* **Te doen**
**A.** Citeer uit de geselecteerde tekst letterlijk het gedeelte van "de inspecteur van" tot en met "2005 (hierna: UTB).".
**B.** Op welke datum vond volgens de geselecteerde tekst het onderzoek ter zitting plaats?
:: Geselecteerde tekst ::
Home

Rechtbank Haarlem, 19-11-2007, ECLI:NL:RBHAA:2007:1256 BB8254, 06/11107

Rechtbank Haarlem, 19-11-2007, ECLI:NL:RBHAA:2007:1256 BB8254, 06/11107

Gegevens

Instantie
Rechtbank Haarlem
Datum uitspraak
19 november 2007
Datum publicatie
11 december 2007
ECLI
ECLI:NL:RBHAA:2007:BB8254
Zaaknummer
06/11107

Inhoudsindicatie

Douane. Niet in geschil is dat eiseres een zending MP3 spelers in niet-gemonteerde staat ten invoer heeft aangegeven. De indeling van dergelijke producten dient te geschieden aan de hand van indelingsregel 2a. Vergelijk HvJ, C-35/93, Eisbein. Het beroep van eiseres op art. 198 TCDW treft geen doel: de wetsystematiek van het CDW brengt mee dat eerst de tariefindeling overeenkomstig de indelingsregels dient te worden bepaald, alvorens de wijze van plaatsing onder een douaneregeling kan worden vastgesteld. Geen situatie als bedoeld in arrest nr. 39.100 van de Hoge Raad.

Uitspraak

RECHTBANK HAARLEM

Sector bestuursrecht, meervoudige douanekamer

Procedurenummer: AWB 06/11107

Uitspraakdatum: 19 november 2007

Proces-verbaal van de mondelinge uitspraak als bedoeld in afdeling 8.2.6 van de Algemene wet bestuursrecht (Awb) in het geding tussen

X B.V., gevestigd te Z, eiseres,

en

de inspecteur van de Belastingdienst/Douane P, verweerder.

De bestreden uitspraak op bezwaar

De uitspraak van verweerder van 18 september 2006 op het bezwaar van eiseres tegen de aan haar uitgereikte uitnodiging tot betaling van 20 december 2005 (hierna: UTB).

Zitting

Het onderzoek ter zitting heeft plaatsgevonden op 8 november 2007.

Verschenen zijn A en B namens eiseres. Namens verweerder is verschenen C.

Beslissing

De rechtbank:

- verklaart het beroep ongegrond.

Gronden

1. Eiseres heeft ter zitting verklaard, en verweerder heeft dit niet bestreden, dat de in geding zijnde invoerzending nog te assembleren MP3 spelers betrof, in niet gemonteerde staat.
:::
:: Aangeleverde gegevens ::
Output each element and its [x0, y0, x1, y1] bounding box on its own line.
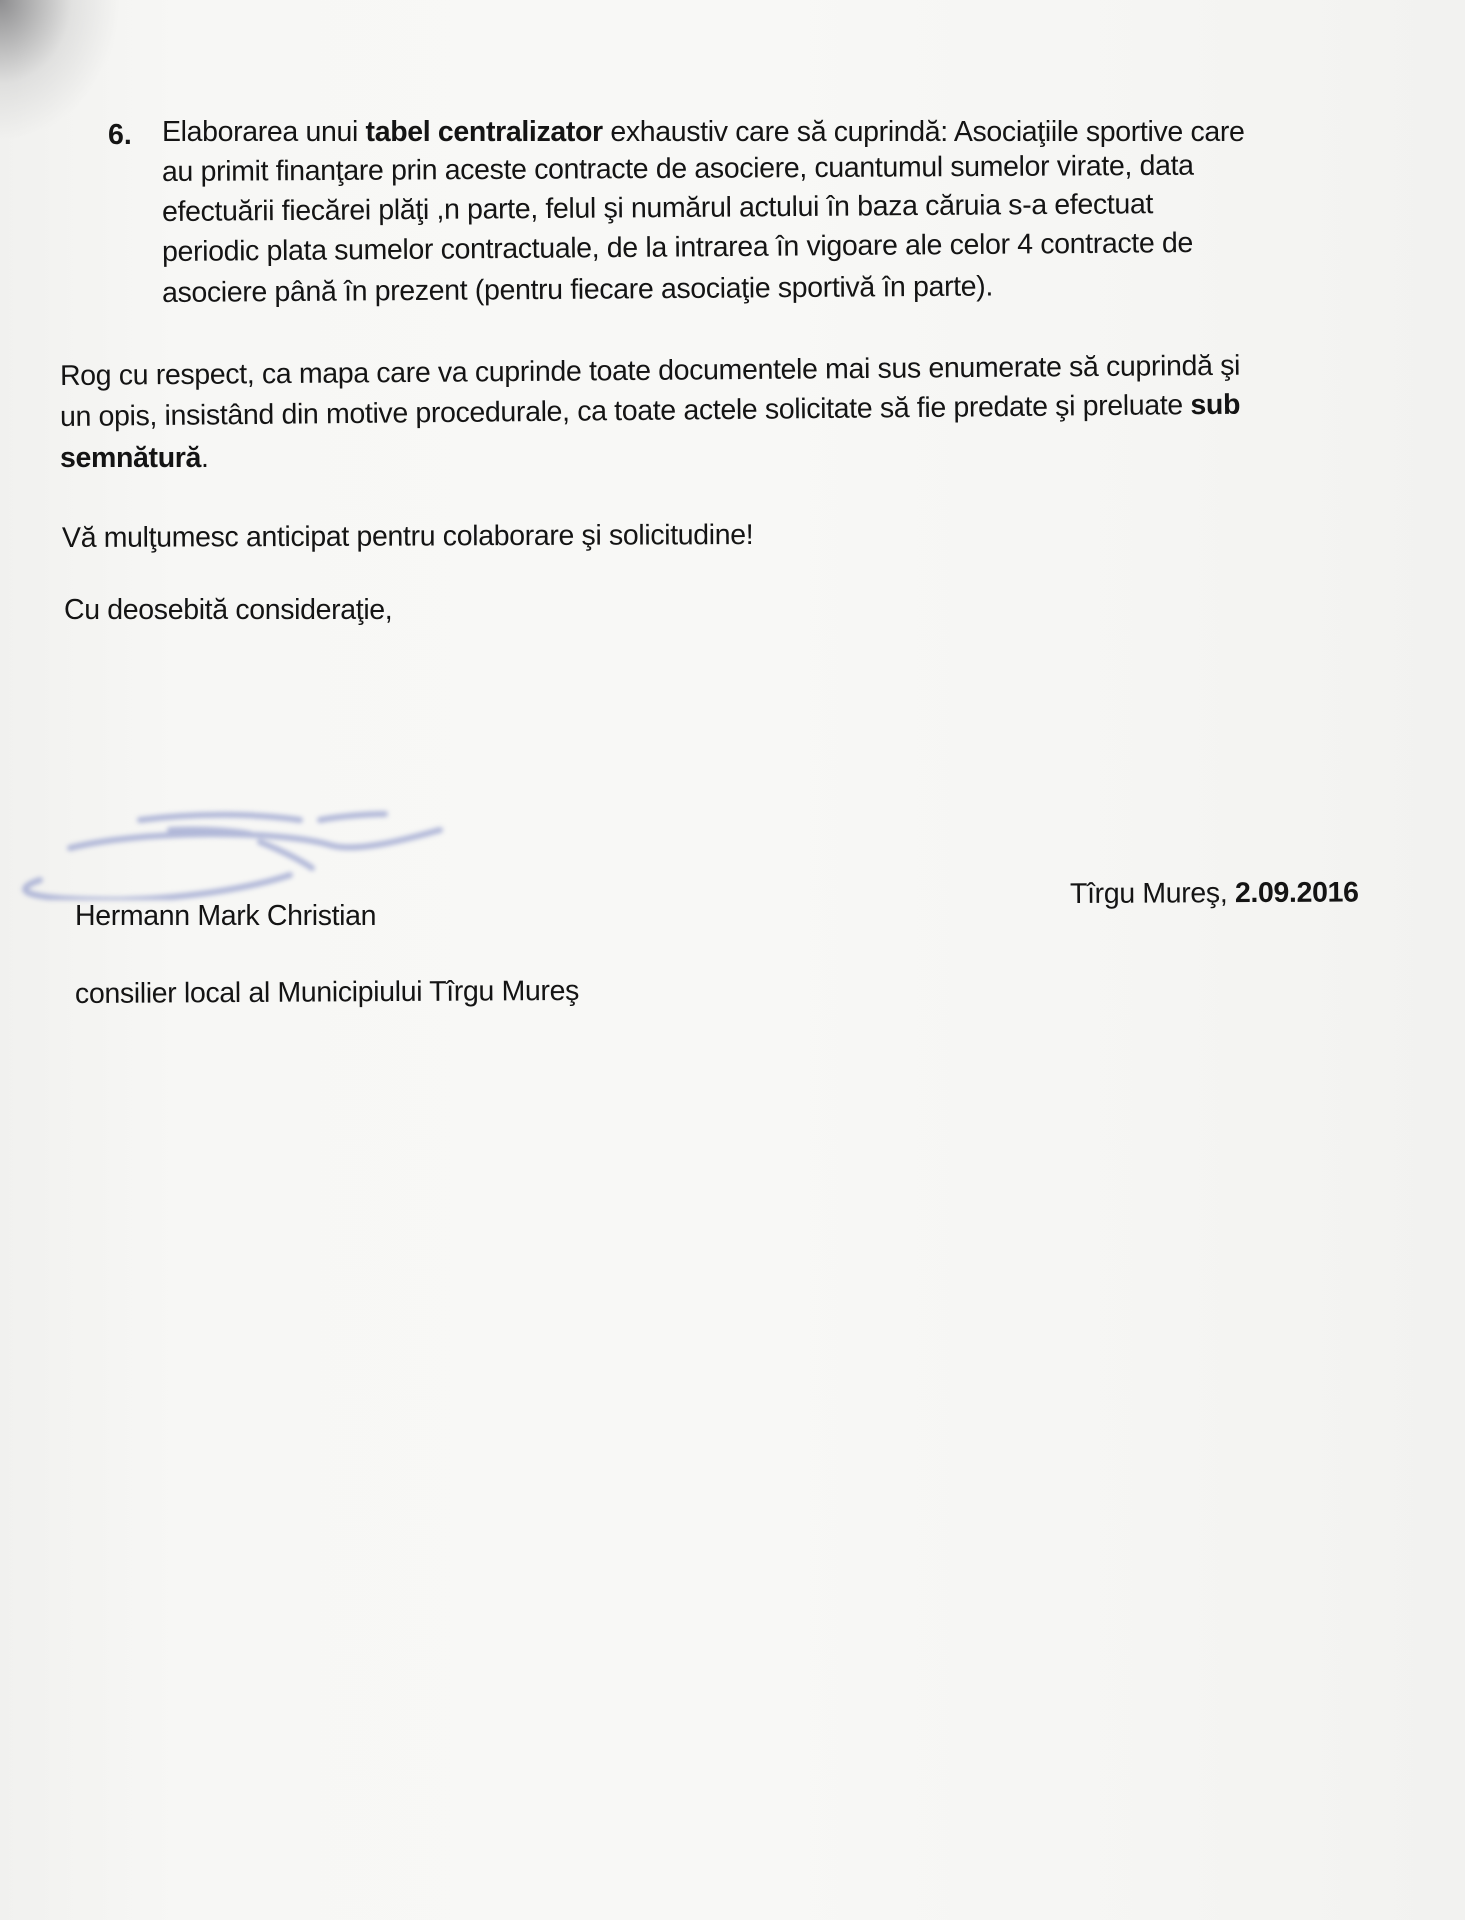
:::
* **Antwoorden per opdracht**
**A.**
de inspecteur van de Belastingdienst/Douane P, verweerder.

De bestreden uitspraak op bezwaar

De uitspraak van verweerder van 18 september 2006 op het bezwaar van eiseres tegen de aan haar uitgereikte uitnodiging tot betaling van 20 december 2005 (hierna: UTB).

**B.** Het onderzoek ter zitting vond plaats op 8 november 2007.